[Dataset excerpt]
(begin)

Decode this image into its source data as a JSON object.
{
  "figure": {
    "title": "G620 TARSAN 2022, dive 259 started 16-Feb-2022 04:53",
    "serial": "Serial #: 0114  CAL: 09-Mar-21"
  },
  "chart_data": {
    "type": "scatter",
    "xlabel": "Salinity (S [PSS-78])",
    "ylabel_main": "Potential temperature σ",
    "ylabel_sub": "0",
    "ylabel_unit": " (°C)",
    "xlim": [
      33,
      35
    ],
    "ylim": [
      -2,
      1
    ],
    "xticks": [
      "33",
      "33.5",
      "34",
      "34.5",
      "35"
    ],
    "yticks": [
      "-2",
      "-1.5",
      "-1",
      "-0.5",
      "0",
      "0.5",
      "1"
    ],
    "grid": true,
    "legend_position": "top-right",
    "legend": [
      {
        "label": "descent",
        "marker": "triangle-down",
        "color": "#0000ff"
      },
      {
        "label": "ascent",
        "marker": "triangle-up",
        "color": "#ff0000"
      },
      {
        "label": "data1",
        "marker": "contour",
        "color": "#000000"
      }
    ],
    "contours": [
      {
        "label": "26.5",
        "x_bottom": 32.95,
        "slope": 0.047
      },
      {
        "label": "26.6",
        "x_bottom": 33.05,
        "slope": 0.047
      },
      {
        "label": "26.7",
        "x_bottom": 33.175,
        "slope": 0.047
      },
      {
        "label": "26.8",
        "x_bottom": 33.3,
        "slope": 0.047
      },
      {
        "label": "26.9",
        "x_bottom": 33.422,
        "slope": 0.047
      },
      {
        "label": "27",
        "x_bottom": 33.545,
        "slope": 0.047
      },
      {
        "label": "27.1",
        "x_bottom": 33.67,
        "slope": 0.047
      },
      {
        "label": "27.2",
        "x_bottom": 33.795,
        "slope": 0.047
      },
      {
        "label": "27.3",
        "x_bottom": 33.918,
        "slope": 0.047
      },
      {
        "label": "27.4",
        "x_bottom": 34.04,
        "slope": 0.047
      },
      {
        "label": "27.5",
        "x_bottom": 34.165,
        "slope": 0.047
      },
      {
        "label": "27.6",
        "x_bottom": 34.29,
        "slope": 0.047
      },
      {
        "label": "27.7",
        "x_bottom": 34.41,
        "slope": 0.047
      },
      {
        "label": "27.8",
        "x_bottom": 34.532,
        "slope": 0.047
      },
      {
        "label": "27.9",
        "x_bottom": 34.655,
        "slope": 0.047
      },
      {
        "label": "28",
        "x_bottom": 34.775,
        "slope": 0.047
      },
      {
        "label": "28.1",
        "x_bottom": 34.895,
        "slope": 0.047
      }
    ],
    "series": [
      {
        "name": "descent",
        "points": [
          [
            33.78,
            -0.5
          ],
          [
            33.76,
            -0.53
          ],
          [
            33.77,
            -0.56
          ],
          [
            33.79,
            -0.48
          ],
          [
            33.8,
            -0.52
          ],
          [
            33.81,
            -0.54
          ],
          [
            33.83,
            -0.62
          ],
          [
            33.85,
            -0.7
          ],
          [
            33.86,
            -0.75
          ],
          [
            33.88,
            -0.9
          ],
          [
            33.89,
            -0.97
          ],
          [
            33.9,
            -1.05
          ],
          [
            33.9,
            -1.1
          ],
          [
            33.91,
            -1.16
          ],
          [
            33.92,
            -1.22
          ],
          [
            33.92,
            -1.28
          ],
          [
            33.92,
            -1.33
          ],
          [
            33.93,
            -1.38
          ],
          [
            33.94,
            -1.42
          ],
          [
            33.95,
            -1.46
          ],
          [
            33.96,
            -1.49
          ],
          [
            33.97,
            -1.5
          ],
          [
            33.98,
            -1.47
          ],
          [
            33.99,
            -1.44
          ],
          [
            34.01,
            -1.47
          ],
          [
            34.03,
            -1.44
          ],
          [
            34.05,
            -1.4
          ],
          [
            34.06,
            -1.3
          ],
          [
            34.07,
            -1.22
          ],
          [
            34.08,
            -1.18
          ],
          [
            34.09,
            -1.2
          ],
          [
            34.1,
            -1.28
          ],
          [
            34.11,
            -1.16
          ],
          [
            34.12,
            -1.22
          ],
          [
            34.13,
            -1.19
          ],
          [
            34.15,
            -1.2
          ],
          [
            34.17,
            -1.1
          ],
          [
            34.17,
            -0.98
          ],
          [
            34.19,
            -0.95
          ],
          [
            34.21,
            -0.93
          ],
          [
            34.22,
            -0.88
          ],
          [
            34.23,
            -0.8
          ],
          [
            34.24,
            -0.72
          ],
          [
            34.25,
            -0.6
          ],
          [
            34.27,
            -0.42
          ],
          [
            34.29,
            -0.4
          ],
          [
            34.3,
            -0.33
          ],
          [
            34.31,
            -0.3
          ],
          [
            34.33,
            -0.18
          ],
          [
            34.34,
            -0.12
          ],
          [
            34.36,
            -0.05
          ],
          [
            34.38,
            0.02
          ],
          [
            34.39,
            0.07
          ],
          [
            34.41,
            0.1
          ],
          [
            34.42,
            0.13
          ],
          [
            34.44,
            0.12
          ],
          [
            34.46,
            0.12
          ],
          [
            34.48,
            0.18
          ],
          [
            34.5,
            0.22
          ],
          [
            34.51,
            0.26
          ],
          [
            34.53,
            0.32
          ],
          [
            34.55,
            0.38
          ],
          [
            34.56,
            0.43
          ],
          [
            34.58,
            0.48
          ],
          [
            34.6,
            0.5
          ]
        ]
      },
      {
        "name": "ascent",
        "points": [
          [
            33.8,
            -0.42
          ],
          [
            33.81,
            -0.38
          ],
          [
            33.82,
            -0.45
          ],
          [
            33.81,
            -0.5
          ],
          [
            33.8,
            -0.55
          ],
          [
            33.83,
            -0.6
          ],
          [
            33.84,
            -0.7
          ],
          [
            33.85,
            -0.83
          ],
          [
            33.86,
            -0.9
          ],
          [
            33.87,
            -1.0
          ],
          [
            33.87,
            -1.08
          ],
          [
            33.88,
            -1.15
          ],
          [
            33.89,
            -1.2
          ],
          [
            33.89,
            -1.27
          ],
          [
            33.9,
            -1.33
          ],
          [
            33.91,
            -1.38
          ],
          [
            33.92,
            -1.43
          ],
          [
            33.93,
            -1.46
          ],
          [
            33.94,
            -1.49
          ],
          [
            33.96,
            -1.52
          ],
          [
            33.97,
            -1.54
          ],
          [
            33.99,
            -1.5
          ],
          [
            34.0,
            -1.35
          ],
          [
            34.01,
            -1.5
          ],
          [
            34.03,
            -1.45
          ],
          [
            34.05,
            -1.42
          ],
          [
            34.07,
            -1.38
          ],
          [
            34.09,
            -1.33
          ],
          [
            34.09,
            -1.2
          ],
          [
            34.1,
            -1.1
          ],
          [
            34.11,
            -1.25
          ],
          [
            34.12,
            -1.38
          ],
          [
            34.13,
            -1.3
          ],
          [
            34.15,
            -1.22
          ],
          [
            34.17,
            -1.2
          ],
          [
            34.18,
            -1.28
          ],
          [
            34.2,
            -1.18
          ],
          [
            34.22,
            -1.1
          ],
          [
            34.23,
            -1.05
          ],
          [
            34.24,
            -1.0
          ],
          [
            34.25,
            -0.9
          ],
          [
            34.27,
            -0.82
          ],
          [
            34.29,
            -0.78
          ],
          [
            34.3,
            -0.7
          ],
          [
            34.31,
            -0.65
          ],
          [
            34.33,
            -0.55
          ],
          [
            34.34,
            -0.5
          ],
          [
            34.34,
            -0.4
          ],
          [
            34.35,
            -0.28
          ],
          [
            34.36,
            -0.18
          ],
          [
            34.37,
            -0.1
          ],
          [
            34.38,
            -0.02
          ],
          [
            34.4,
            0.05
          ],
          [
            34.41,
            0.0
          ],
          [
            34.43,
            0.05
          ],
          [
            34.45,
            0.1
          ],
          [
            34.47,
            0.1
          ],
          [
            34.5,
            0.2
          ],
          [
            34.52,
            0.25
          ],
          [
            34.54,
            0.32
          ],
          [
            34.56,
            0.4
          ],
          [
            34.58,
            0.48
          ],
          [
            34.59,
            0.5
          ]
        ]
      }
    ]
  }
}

(end)

Within the data above, count the lines that contain the string "color"; the reply is the number alone.

3